= Requirement =
Show every line containing "duration" by copying it.

= Data lines =
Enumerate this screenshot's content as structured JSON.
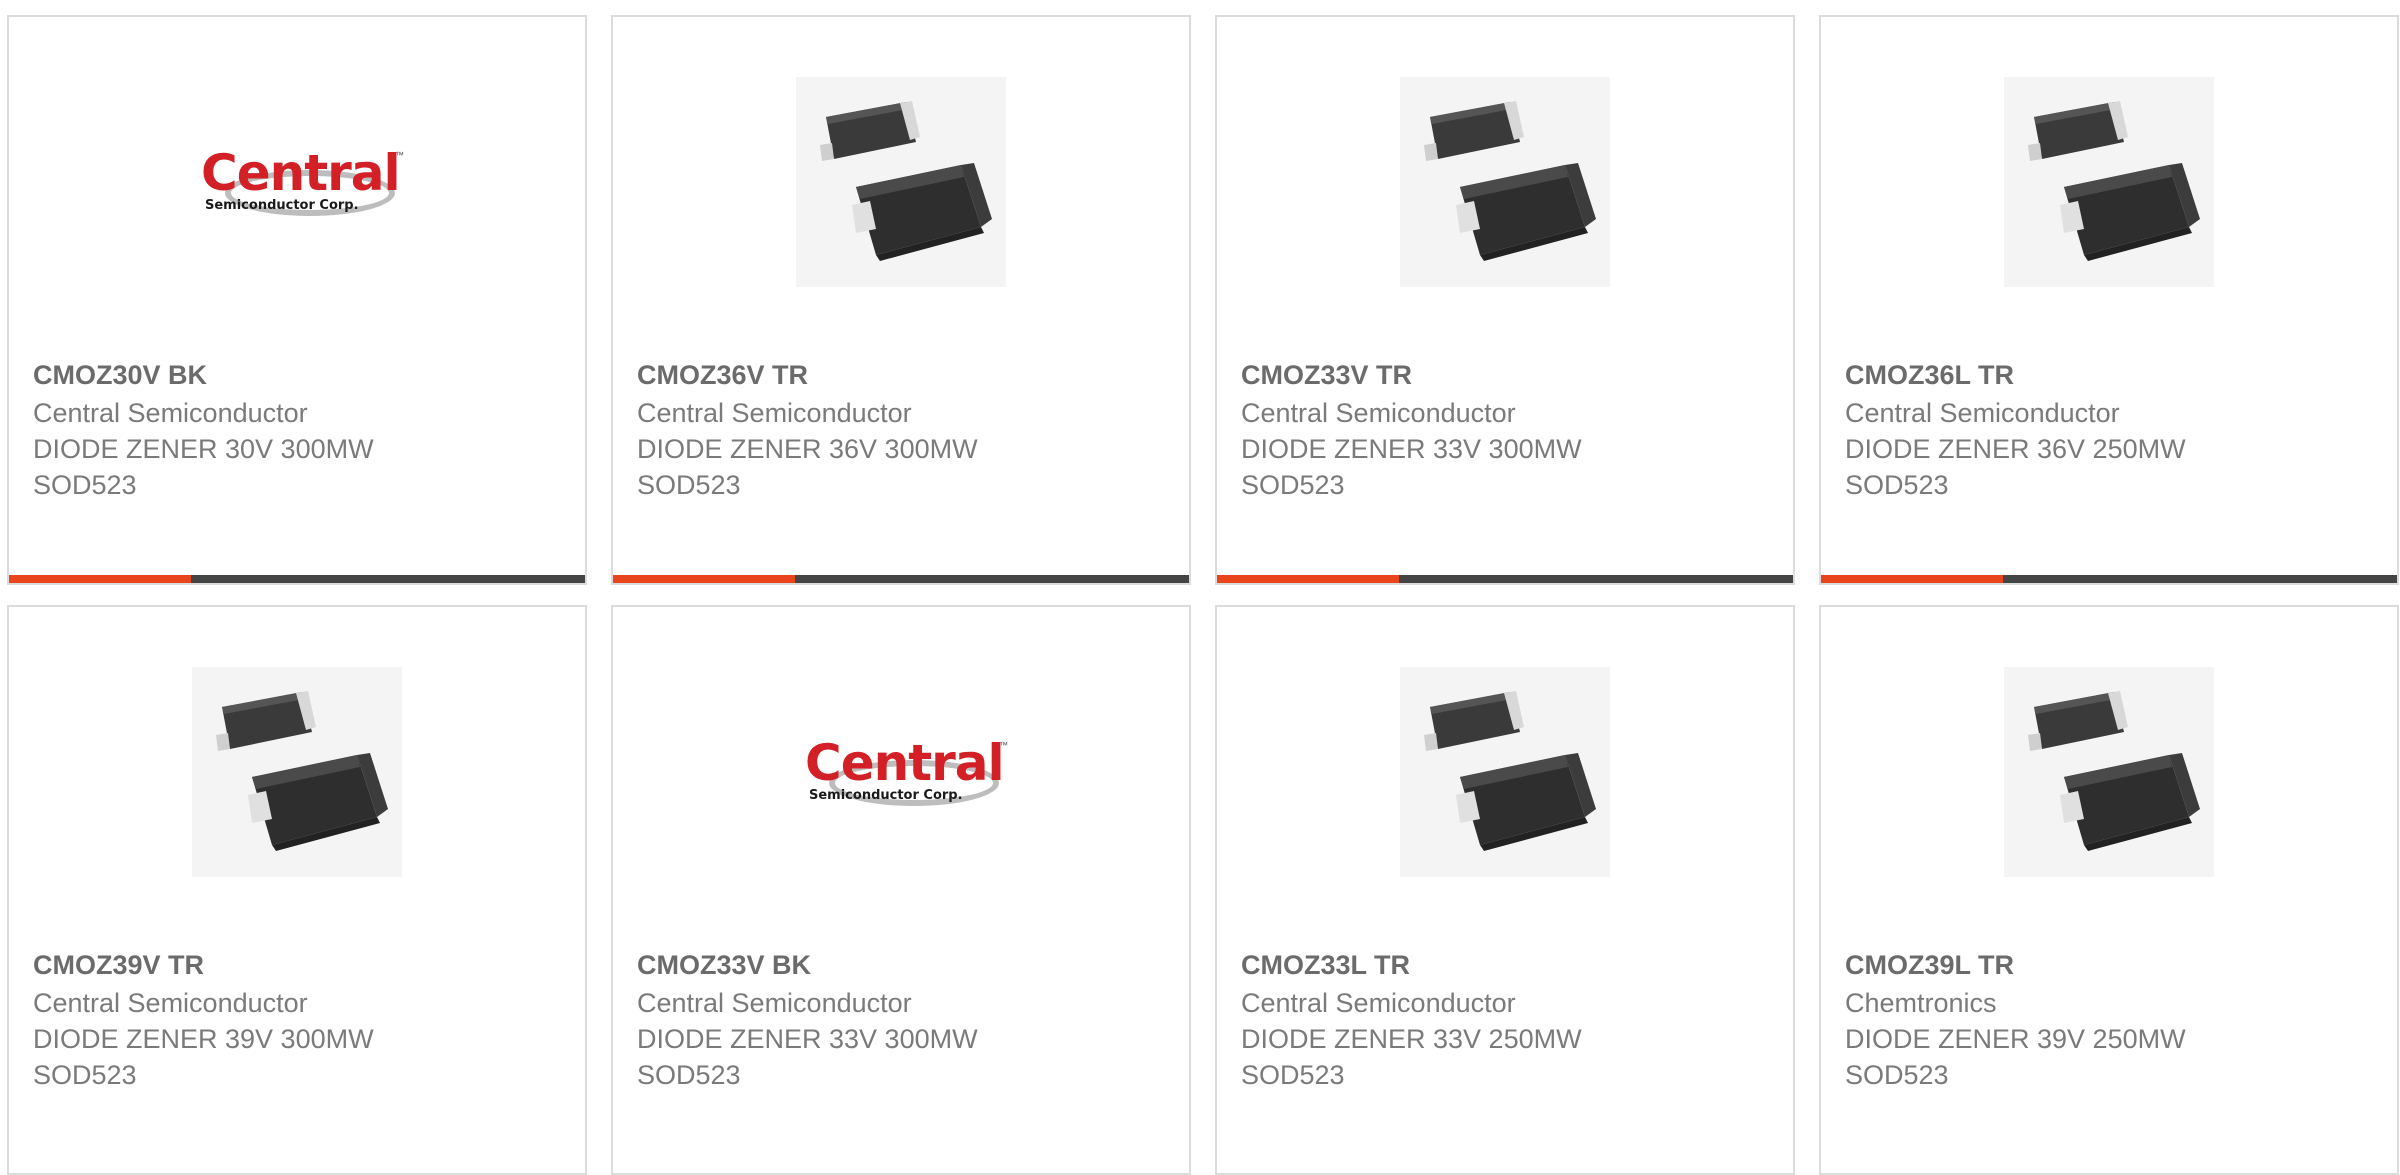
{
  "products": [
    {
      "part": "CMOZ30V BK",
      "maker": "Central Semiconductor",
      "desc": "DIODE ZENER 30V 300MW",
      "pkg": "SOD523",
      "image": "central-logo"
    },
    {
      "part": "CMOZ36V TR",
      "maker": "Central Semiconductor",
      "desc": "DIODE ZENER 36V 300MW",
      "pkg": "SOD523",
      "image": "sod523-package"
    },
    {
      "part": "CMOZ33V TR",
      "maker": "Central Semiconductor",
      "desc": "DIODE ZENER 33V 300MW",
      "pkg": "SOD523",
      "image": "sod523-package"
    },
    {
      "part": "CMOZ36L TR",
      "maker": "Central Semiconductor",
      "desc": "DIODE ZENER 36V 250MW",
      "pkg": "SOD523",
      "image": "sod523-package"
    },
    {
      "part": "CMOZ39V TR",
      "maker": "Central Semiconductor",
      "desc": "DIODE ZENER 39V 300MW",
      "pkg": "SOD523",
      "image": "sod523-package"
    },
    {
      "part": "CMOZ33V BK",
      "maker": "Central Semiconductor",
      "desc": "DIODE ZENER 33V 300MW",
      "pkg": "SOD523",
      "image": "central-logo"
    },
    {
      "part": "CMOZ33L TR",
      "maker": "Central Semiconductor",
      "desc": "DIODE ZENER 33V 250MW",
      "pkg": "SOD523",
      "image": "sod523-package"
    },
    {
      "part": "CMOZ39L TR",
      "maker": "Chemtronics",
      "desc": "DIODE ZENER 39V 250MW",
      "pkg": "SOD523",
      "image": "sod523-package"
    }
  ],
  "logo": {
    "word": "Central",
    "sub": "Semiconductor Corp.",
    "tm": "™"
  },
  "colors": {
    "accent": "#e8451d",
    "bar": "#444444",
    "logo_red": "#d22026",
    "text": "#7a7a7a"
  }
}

==

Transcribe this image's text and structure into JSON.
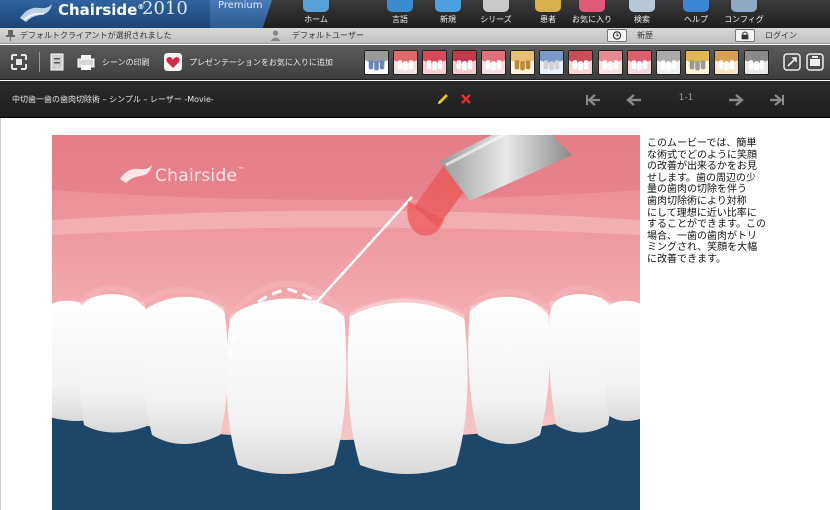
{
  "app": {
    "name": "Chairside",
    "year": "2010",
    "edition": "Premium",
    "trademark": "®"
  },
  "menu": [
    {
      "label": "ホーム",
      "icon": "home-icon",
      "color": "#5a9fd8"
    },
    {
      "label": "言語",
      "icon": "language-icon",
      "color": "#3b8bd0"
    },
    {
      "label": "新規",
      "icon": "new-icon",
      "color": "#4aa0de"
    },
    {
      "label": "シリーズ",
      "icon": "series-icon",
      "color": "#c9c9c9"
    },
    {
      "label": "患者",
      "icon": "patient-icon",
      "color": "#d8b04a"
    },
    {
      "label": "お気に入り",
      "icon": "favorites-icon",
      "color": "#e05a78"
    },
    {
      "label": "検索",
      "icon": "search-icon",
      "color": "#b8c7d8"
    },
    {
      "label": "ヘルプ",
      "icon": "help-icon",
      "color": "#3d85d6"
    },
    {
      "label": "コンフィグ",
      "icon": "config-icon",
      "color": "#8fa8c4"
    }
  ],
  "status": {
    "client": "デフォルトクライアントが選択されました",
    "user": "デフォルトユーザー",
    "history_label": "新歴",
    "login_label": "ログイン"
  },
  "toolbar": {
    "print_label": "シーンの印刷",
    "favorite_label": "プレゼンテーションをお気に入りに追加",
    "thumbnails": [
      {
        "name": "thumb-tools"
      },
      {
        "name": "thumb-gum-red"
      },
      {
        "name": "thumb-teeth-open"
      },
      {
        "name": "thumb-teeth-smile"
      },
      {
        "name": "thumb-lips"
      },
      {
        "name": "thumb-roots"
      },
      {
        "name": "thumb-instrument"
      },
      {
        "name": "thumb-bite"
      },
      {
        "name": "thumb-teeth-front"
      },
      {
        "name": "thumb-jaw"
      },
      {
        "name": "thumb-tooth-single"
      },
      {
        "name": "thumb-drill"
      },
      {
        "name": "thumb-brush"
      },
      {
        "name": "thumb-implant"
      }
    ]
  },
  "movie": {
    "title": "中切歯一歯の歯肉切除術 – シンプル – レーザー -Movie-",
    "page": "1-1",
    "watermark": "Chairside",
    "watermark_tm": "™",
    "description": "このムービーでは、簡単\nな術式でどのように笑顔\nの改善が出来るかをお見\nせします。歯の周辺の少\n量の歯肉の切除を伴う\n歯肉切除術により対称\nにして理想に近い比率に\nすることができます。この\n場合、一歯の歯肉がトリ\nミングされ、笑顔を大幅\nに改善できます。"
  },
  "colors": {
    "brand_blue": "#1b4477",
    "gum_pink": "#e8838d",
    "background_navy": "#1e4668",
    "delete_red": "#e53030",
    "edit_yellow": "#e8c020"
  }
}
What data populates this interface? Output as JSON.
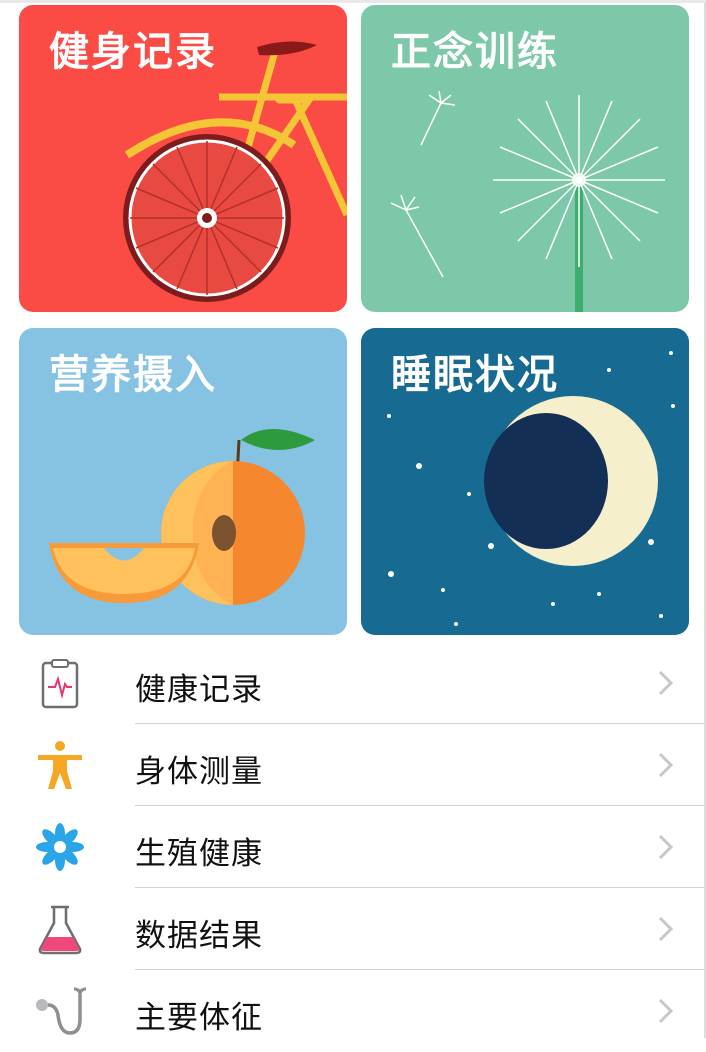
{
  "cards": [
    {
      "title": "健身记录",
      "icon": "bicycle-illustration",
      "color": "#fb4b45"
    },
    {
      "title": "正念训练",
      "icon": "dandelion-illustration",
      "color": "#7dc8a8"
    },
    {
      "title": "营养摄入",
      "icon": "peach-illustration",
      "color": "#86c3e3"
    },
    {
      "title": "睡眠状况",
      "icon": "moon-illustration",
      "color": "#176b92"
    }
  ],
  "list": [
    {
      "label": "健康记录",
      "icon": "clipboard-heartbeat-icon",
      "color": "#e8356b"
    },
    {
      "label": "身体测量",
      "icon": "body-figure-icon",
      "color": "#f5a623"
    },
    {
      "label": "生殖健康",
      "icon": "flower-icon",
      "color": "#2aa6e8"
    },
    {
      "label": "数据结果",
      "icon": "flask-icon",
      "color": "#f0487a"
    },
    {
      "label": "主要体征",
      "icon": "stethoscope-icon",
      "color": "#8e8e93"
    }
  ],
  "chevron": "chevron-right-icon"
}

==

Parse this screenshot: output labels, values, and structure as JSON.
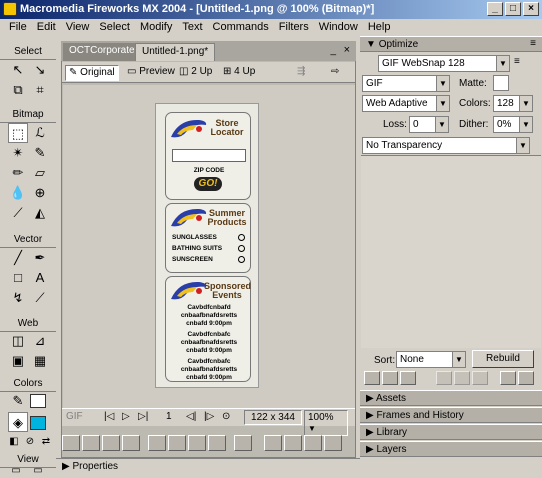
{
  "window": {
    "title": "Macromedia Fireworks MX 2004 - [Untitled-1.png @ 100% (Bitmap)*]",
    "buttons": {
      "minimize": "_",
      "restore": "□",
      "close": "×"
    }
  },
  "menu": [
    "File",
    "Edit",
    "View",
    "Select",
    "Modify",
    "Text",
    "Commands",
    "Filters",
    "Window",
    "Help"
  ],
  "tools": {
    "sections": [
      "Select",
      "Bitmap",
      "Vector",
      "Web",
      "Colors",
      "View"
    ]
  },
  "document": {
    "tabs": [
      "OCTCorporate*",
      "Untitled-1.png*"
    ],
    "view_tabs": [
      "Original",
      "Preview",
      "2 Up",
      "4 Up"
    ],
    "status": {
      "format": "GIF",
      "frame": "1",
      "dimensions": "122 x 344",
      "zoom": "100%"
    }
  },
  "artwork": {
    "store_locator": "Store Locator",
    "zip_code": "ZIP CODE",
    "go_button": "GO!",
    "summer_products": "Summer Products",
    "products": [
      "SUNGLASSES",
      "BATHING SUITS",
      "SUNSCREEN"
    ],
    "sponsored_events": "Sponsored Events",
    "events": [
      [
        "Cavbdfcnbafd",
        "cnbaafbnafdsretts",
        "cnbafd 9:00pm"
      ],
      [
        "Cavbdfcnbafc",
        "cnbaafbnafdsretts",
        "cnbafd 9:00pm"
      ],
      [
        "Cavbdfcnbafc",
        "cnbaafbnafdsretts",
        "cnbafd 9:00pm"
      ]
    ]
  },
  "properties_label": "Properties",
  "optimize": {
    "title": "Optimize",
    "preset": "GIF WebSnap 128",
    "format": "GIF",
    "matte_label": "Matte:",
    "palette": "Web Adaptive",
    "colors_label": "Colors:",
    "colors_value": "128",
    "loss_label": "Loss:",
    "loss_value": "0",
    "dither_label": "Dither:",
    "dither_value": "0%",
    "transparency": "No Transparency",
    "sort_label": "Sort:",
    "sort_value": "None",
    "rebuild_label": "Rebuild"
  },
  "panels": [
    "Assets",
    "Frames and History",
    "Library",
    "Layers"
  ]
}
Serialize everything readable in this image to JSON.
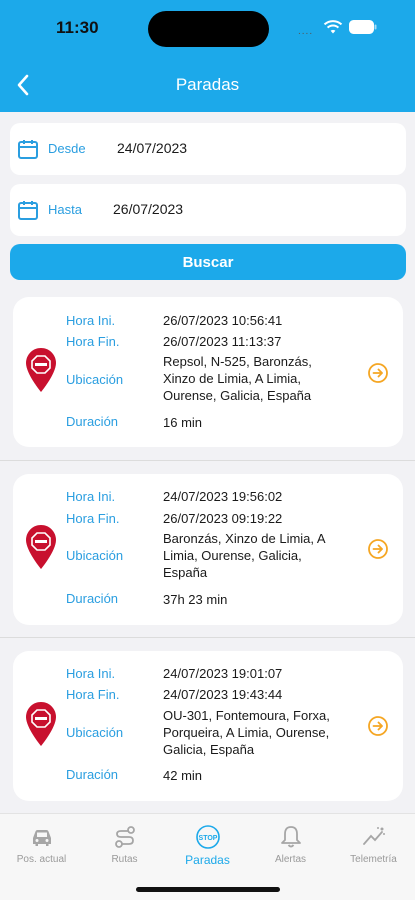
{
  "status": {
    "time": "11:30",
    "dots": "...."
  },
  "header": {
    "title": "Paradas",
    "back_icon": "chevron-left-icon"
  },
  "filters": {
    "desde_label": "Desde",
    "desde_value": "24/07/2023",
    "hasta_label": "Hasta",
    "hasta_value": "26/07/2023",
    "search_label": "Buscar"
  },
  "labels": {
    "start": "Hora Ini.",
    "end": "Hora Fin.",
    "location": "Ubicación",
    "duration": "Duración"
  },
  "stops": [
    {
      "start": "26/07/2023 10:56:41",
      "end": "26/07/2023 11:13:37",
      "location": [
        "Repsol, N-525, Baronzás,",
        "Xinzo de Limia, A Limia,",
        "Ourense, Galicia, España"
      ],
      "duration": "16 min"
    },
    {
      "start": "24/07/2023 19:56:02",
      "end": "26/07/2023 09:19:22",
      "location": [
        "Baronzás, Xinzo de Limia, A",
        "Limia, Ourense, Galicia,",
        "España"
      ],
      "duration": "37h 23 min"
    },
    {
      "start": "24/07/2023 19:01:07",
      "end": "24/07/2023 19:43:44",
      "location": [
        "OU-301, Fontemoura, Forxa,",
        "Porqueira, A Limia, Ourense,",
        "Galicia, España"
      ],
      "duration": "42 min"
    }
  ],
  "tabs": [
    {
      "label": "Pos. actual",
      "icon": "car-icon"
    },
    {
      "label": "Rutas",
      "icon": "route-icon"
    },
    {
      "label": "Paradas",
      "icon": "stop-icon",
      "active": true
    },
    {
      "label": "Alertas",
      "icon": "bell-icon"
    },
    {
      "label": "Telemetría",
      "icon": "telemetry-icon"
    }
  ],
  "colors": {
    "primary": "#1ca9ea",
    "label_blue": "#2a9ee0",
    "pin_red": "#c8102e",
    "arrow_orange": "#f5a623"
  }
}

= Exercise response =
    "duration": "Duración"
      "duration": "16 min"
      "duration": "37h 23 min"
      "duration": "42 min"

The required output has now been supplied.